Omit all pictures. Quote the lines from the one with "Transcribe this image's" through the end of the listing below, exactly as they appear.

***** Available data

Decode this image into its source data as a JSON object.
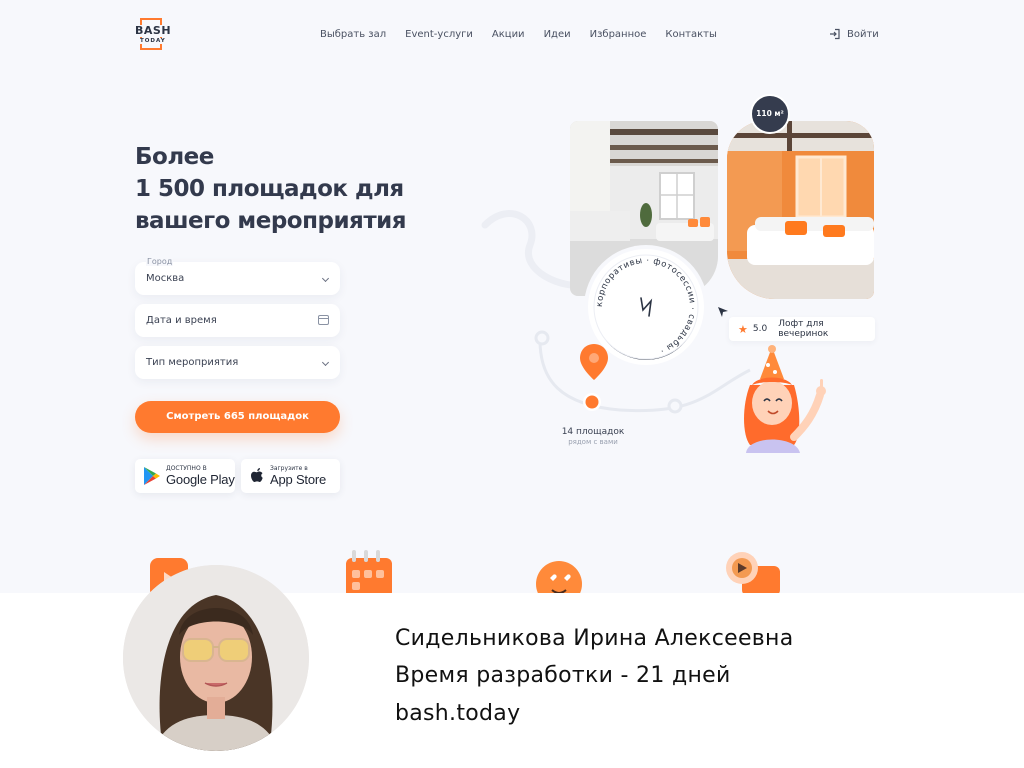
{
  "brand": {
    "logo_line1": "BASH",
    "logo_line2": "TODAY"
  },
  "nav": {
    "items": [
      "Выбрать зал",
      "Event-услуги",
      "Акции",
      "Идеи",
      "Избранное",
      "Контакты"
    ],
    "login_label": "Войти"
  },
  "hero": {
    "headline": [
      "Более",
      "1 500 площадок для",
      "вашего мероприятия"
    ]
  },
  "form": {
    "city_label": "Город",
    "city_value": "Москва",
    "datetime_placeholder": "Дата и время",
    "event_type_placeholder": "Тип мероприятия",
    "cta_label": "Смотреть 665 площадок"
  },
  "stores": {
    "google": {
      "small": "ДОСТУПНО В",
      "big": "Google Play"
    },
    "apple": {
      "small": "Загрузите в",
      "big": "App Store"
    }
  },
  "venue_card": {
    "area_badge": "110 м²",
    "rating": "5.0",
    "venue_name": "Лофт для вечеринок",
    "circle_text": "корпоративы · фотосессии · свадьбы ·"
  },
  "nearby": {
    "count_label": "14 площадок",
    "sub_label": "рядом с вами"
  },
  "credit": {
    "author": "Сидельникова Ирина Алексеевна",
    "duration": "Время разработки - 21 дней",
    "site": "bash.today"
  },
  "colors": {
    "accent": "#ff7a2f",
    "dark": "#333a4d",
    "hero_bg": "#f7f8fc"
  }
}
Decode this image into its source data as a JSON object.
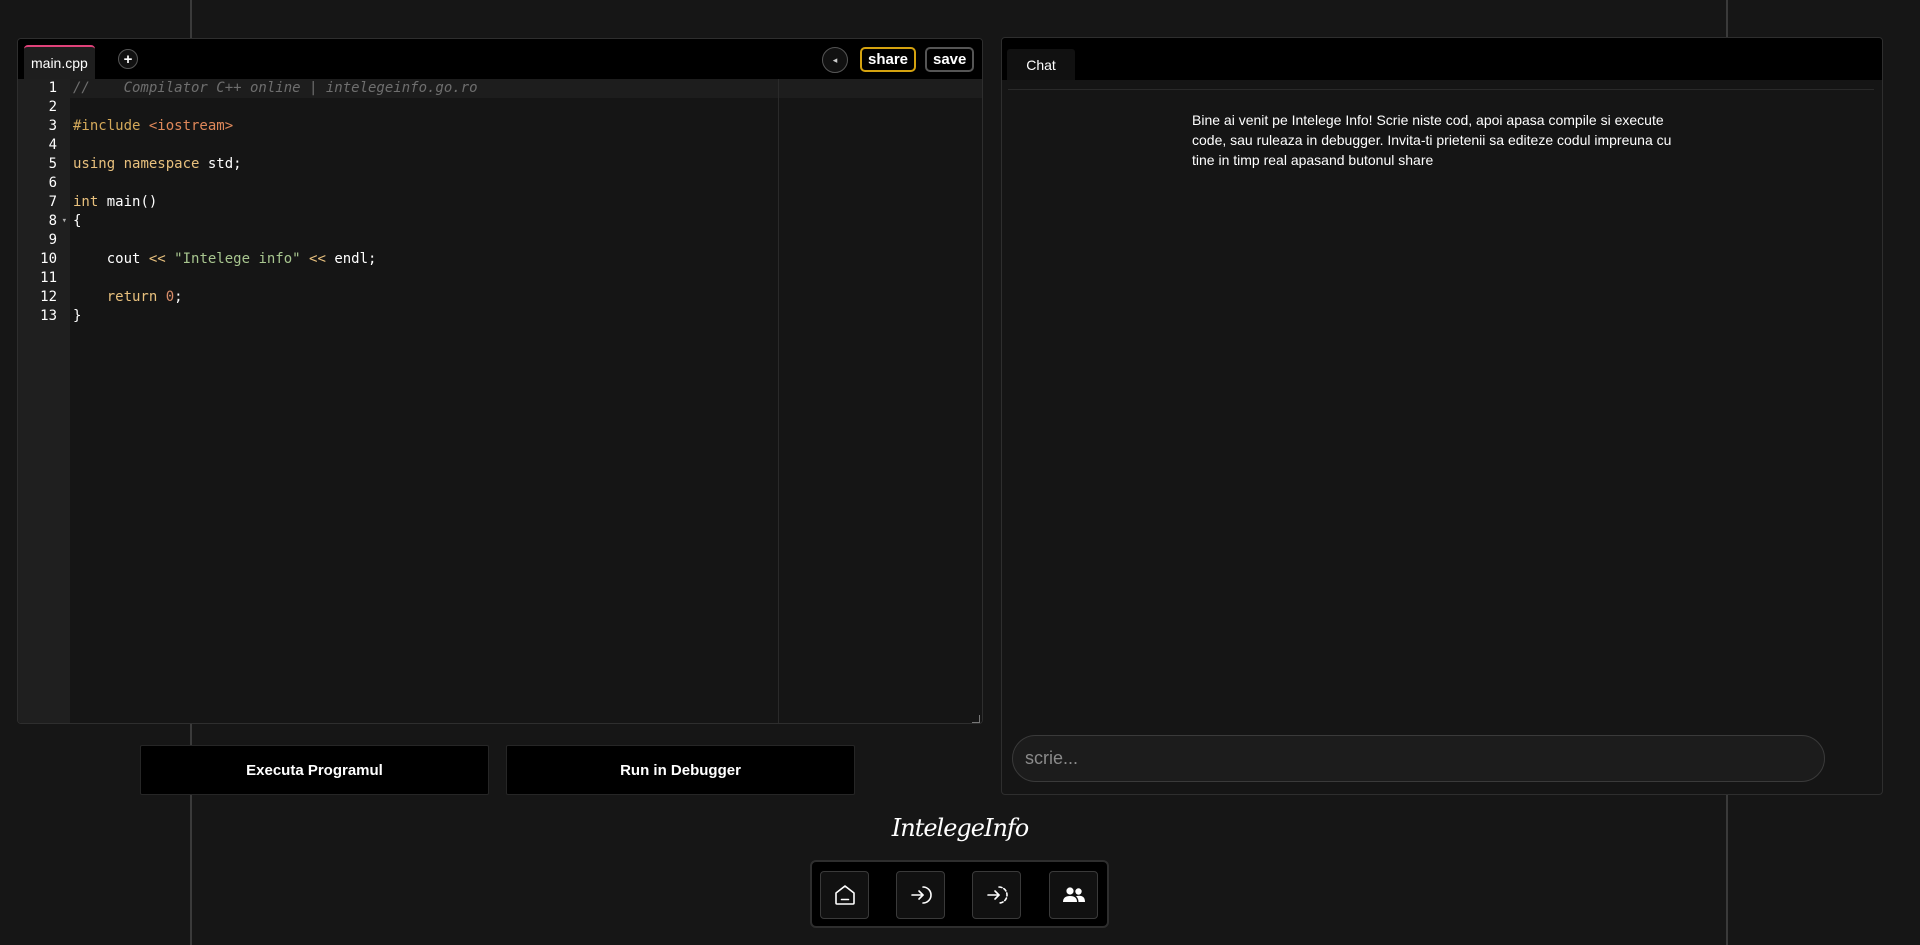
{
  "editor": {
    "file_tab": "main.cpp",
    "add_tab": "+",
    "collapse": "◂",
    "share_label": "share",
    "save_label": "save",
    "line_numbers": [
      "1",
      "2",
      "3",
      "4",
      "5",
      "6",
      "7",
      "8",
      "9",
      "10",
      "11",
      "12",
      "13"
    ],
    "code": [
      "//    Compilator C++ online | intelegeinfo.go.ro",
      "",
      "#include <iostream>",
      "",
      "using namespace std;",
      "",
      "int main()",
      "{",
      "",
      "    cout << \"Intelege info\" << endl;",
      "",
      "    return 0;",
      "}"
    ]
  },
  "actions": {
    "run_label": "Executa Programul",
    "debug_label": "Run in Debugger"
  },
  "chat": {
    "tab_label": "Chat",
    "welcome": "Bine ai venit pe Intelege Info! Scrie niste cod, apoi apasa compile si execute code, sau ruleaza in debugger. Invita-ti prietenii sa editeze codul impreuna cu tine in timp real apasand butonul share",
    "input_placeholder": "scrie...",
    "input_value": ""
  },
  "footer": {
    "brand": "IntelegeInfo",
    "nav": [
      {
        "icon": "home-icon"
      },
      {
        "icon": "login-icon"
      },
      {
        "icon": "register-icon"
      },
      {
        "icon": "users-icon"
      }
    ]
  },
  "colors": {
    "background": "#161616",
    "panel": "#000000",
    "share_border": "#d4a20f",
    "tab_accent": "#e0427a",
    "keyword": "#e8c07d",
    "include": "#e0885a",
    "string": "#a8c68f"
  }
}
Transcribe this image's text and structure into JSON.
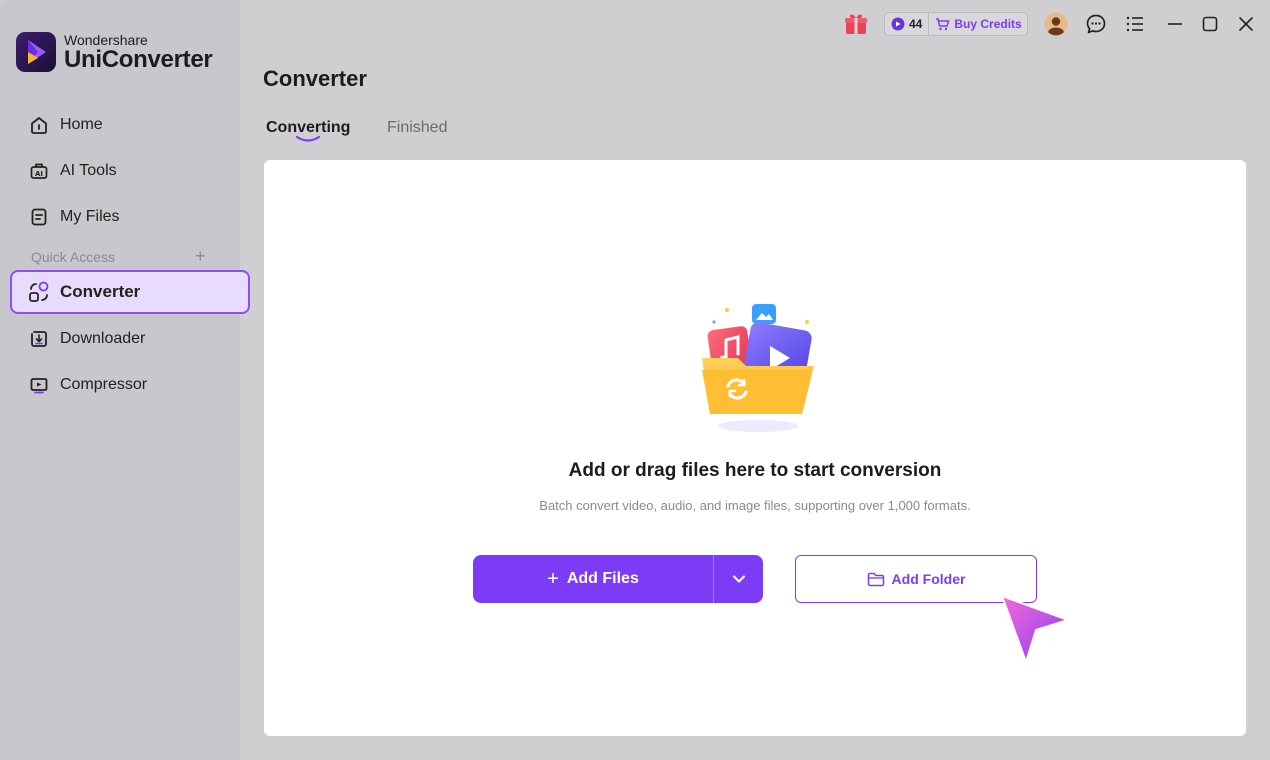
{
  "app": {
    "brand_small": "Wondershare",
    "brand_big": "UniConverter"
  },
  "sidebar": {
    "items": [
      {
        "label": "Home",
        "icon": "home-icon"
      },
      {
        "label": "AI Tools",
        "icon": "ai-tools-icon"
      },
      {
        "label": "My Files",
        "icon": "my-files-icon"
      }
    ],
    "quick_access_label": "Quick Access",
    "quick_items": [
      {
        "label": "Converter",
        "icon": "converter-icon",
        "active": true
      },
      {
        "label": "Downloader",
        "icon": "downloader-icon"
      },
      {
        "label": "Compressor",
        "icon": "compressor-icon"
      }
    ]
  },
  "topbar": {
    "credits_count": "44",
    "buy_credits": "Buy Credits"
  },
  "main": {
    "title": "Converter",
    "tabs": [
      {
        "label": "Converting",
        "active": true
      },
      {
        "label": "Finished",
        "active": false
      }
    ],
    "drop_title": "Add or drag files here to start conversion",
    "drop_subtitle": "Batch convert video, audio, and image files, supporting over 1,000 formats.",
    "add_files_label": "Add Files",
    "add_folder_label": "Add Folder"
  },
  "colors": {
    "accent": "#7c3cf6",
    "active_bg": "#e7dcfb",
    "sidebar_bg": "#c7c7cc",
    "content_bg": "#cfcfd2"
  }
}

**********

**Response below**
Transcribe this image's text and structure into JSON.
{
  "app": {
    "brand_small": "Wondershare",
    "brand_big": "UniConverter"
  },
  "sidebar": {
    "items": [
      {
        "label": "Home",
        "icon": "home-icon"
      },
      {
        "label": "AI Tools",
        "icon": "ai-tools-icon"
      },
      {
        "label": "My Files",
        "icon": "my-files-icon"
      }
    ],
    "quick_access_label": "Quick Access",
    "quick_items": [
      {
        "label": "Converter",
        "icon": "converter-icon",
        "active": true
      },
      {
        "label": "Downloader",
        "icon": "downloader-icon"
      },
      {
        "label": "Compressor",
        "icon": "compressor-icon"
      }
    ]
  },
  "topbar": {
    "credits_count": "44",
    "buy_credits": "Buy Credits"
  },
  "main": {
    "title": "Converter",
    "tabs": [
      {
        "label": "Converting",
        "active": true
      },
      {
        "label": "Finished",
        "active": false
      }
    ],
    "drop_title": "Add or drag files here to start conversion",
    "drop_subtitle": "Batch convert video, audio, and image files, supporting over 1,000 formats.",
    "add_files_label": "Add Files",
    "add_folder_label": "Add Folder"
  },
  "colors": {
    "accent": "#7c3cf6",
    "active_bg": "#e7dcfb",
    "sidebar_bg": "#c7c7cc",
    "content_bg": "#cfcfd2"
  }
}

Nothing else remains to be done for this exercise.